[Figure collection entries]
☆ ☆ ☆ ☆

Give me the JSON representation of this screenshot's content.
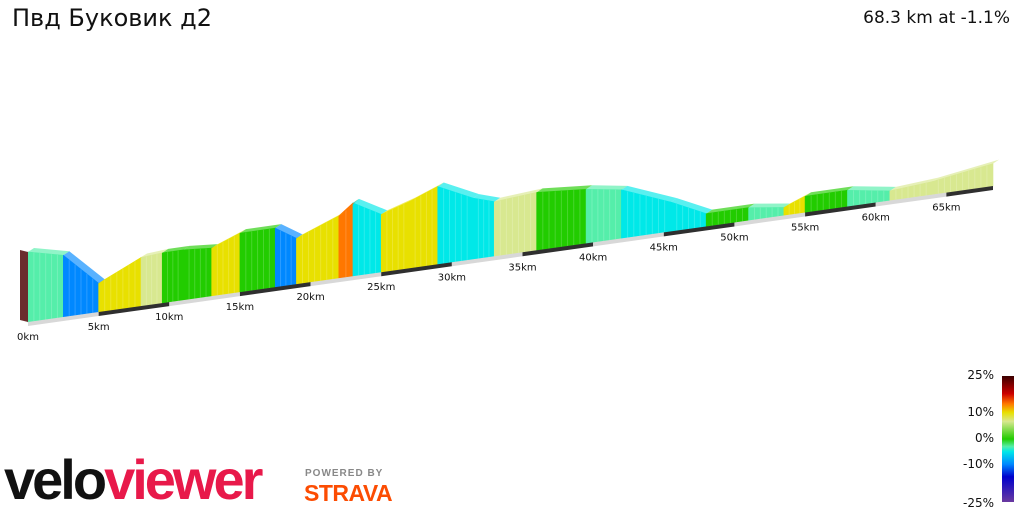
{
  "header": {
    "title": "Пвд Буковик д2",
    "summary": "68.3 km at -1.1%"
  },
  "chart_data": {
    "type": "area",
    "title": "Пвд Буковик д2",
    "total_distance_km": 68.3,
    "average_gradient_pct": -1.1,
    "x_unit": "km",
    "x_ticks": [
      "0km",
      "5km",
      "10km",
      "15km",
      "20km",
      "25km",
      "30km",
      "35km",
      "40km",
      "45km",
      "50km",
      "55km",
      "60km",
      "65km"
    ],
    "x_tick_values": [
      0,
      5,
      10,
      15,
      20,
      25,
      30,
      35,
      40,
      45,
      50,
      55,
      60,
      65
    ],
    "segments": [
      {
        "from_km": 0.0,
        "to_km": 2.5,
        "gradient_pct": -3
      },
      {
        "from_km": 2.5,
        "to_km": 5.0,
        "gradient_pct": -12
      },
      {
        "from_km": 5.0,
        "to_km": 8.0,
        "gradient_pct": 6
      },
      {
        "from_km": 8.0,
        "to_km": 9.5,
        "gradient_pct": 1
      },
      {
        "from_km": 9.5,
        "to_km": 11.0,
        "gradient_pct": 0
      },
      {
        "from_km": 11.0,
        "to_km": 13.0,
        "gradient_pct": -1
      },
      {
        "from_km": 13.0,
        "to_km": 15.0,
        "gradient_pct": 5
      },
      {
        "from_km": 15.0,
        "to_km": 17.5,
        "gradient_pct": 0
      },
      {
        "from_km": 17.5,
        "to_km": 19.0,
        "gradient_pct": -8
      },
      {
        "from_km": 19.0,
        "to_km": 22.0,
        "gradient_pct": 5
      },
      {
        "from_km": 22.0,
        "to_km": 23.0,
        "gradient_pct": 10
      },
      {
        "from_km": 23.0,
        "to_km": 25.0,
        "gradient_pct": -7
      },
      {
        "from_km": 25.0,
        "to_km": 27.0,
        "gradient_pct": 4
      },
      {
        "from_km": 27.0,
        "to_km": 29.0,
        "gradient_pct": 5
      },
      {
        "from_km": 29.0,
        "to_km": 31.5,
        "gradient_pct": -6
      },
      {
        "from_km": 31.5,
        "to_km": 33.0,
        "gradient_pct": -4
      },
      {
        "from_km": 33.0,
        "to_km": 36.0,
        "gradient_pct": 1
      },
      {
        "from_km": 36.0,
        "to_km": 39.5,
        "gradient_pct": -1
      },
      {
        "from_km": 39.5,
        "to_km": 42.0,
        "gradient_pct": -2
      },
      {
        "from_km": 42.0,
        "to_km": 45.5,
        "gradient_pct": -5
      },
      {
        "from_km": 45.5,
        "to_km": 48.0,
        "gradient_pct": -6
      },
      {
        "from_km": 48.0,
        "to_km": 51.0,
        "gradient_pct": 0
      },
      {
        "from_km": 51.0,
        "to_km": 53.5,
        "gradient_pct": -3
      },
      {
        "from_km": 53.5,
        "to_km": 55.0,
        "gradient_pct": 5
      },
      {
        "from_km": 55.0,
        "to_km": 58.0,
        "gradient_pct": 0
      },
      {
        "from_km": 58.0,
        "to_km": 61.0,
        "gradient_pct": -2
      },
      {
        "from_km": 61.0,
        "to_km": 64.0,
        "gradient_pct": 1
      },
      {
        "from_km": 64.0,
        "to_km": 68.3,
        "gradient_pct": 2
      }
    ],
    "legend": {
      "labels": [
        "25%",
        "10%",
        "0%",
        "-10%",
        "-25%"
      ],
      "values": [
        25,
        10,
        0,
        -10,
        -25
      ]
    }
  },
  "branding": {
    "logo_part1": "velo",
    "logo_part2": "viewer",
    "powered_by": "POWERED BY",
    "strava": "STRAVA"
  }
}
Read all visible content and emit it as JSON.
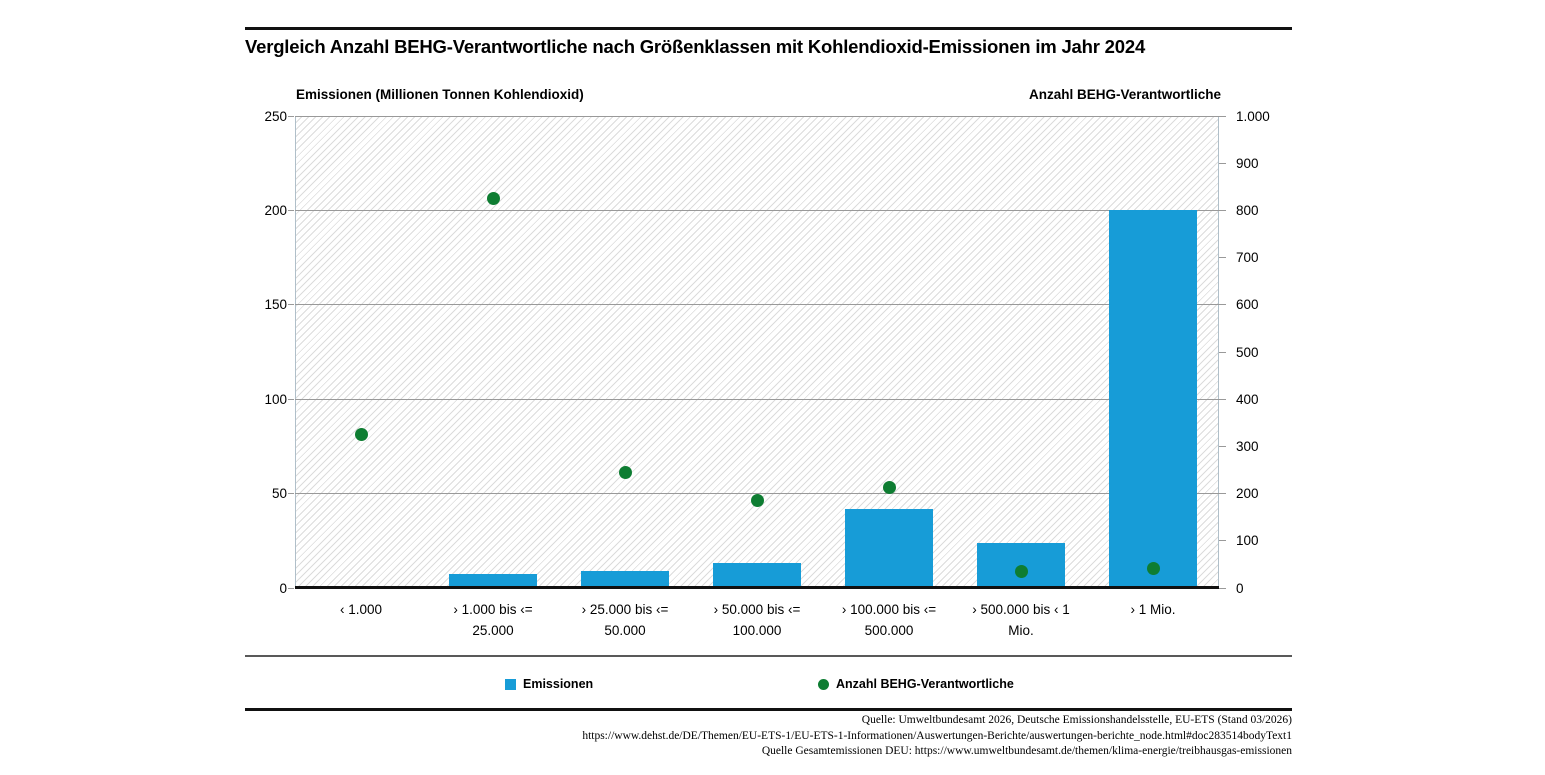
{
  "page": {
    "title": "Vergleich Anzahl BEHG-Verantwortliche nach Größenklassen mit Kohlendioxid-Emissionen im Jahr 2024"
  },
  "legend": {
    "emissions_label": "Emissionen",
    "count_label": "Anzahl BEHG-Verantwortliche"
  },
  "footer": {
    "line1": "Quelle: Umweltbundesamt 2026, Deutsche Emissionshandelsstelle, EU-ETS (Stand 03/2026)",
    "line2": "https://www.dehst.de/DE/Themen/EU-ETS-1/EU-ETS-1-Informationen/Auswertungen-Berichte/auswertungen-berichte_node.html#doc283514bodyText1",
    "line3": "Quelle Gesamtemissionen DEU: https://www.umweltbundesamt.de/themen/klima-energie/treibhausgas-emissionen"
  },
  "colors": {
    "bar_blue": "#179cd7",
    "dot_green": "#0e7d32",
    "gridline_gray": "#999999",
    "plot_border": "#b0bfc9",
    "rule_black": "#111111"
  },
  "chart_data": {
    "type": "bar",
    "title": "Vergleich Anzahl BEHG-Verantwortliche nach Größenklassen mit Kohlendioxid-Emissionen im Jahr 2024",
    "categories": [
      "‹ 1.000",
      "› 1.000 bis ‹= 25.000",
      "› 25.000 bis ‹= 50.000",
      "› 50.000 bis ‹= 100.000",
      "› 100.000 bis ‹= 500.000",
      "› 500.000 bis ‹ 1 Mio.",
      "› 1 Mio."
    ],
    "x_tick_display": [
      [
        "‹ 1.000"
      ],
      [
        "› 1.000 bis ‹=",
        "25.000"
      ],
      [
        "› 25.000 bis ‹=",
        "50.000"
      ],
      [
        "› 50.000 bis ‹=",
        "100.000"
      ],
      [
        "› 100.000 bis ‹=",
        "500.000"
      ],
      [
        "› 500.000 bis ‹ 1",
        "Mio."
      ],
      [
        "› 1 Mio."
      ]
    ],
    "series": [
      {
        "name": "Emissionen",
        "type": "bar",
        "axis": "left",
        "values": [
          0,
          7.5,
          9,
          13,
          42,
          24,
          200
        ]
      },
      {
        "name": "Anzahl BEHG-Verantwortliche",
        "type": "scatter",
        "axis": "right",
        "values": [
          325,
          825,
          245,
          185,
          213,
          35,
          41
        ]
      }
    ],
    "left_axis": {
      "label": "Emissionen (Millionen Tonnen Kohlendioxid)",
      "lim": [
        0,
        250
      ],
      "ticks": [
        0,
        50,
        100,
        150,
        200,
        250
      ],
      "tick_labels": [
        "0",
        "50",
        "100",
        "150",
        "200",
        "250"
      ]
    },
    "right_axis": {
      "label": "Anzahl BEHG-Verantwortliche",
      "lim": [
        0,
        1000
      ],
      "ticks": [
        0,
        100,
        200,
        300,
        400,
        500,
        600,
        700,
        800,
        900,
        1000
      ],
      "tick_labels": [
        "0",
        "100",
        "200",
        "300",
        "400",
        "500",
        "600",
        "700",
        "800",
        "900",
        "1.000"
      ]
    },
    "grid": "horizontal gridlines at left-axis ticks (every 50), hatched plot background",
    "legend_position": "bottom"
  }
}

☆ ☆ ☆ ☆

Work instructions: Search the data for the word "Jahr" and copy each line where it appears.

The result:
    "title": "Vergleich Anzahl BEHG-Verantwortliche nach Größenklassen mit Kohlendioxid-Emissionen im Jahr 2024"
    "title": "Vergleich Anzahl BEHG-Verantwortliche nach Größenklassen mit Kohlendioxid-Emissionen im Jahr 2024",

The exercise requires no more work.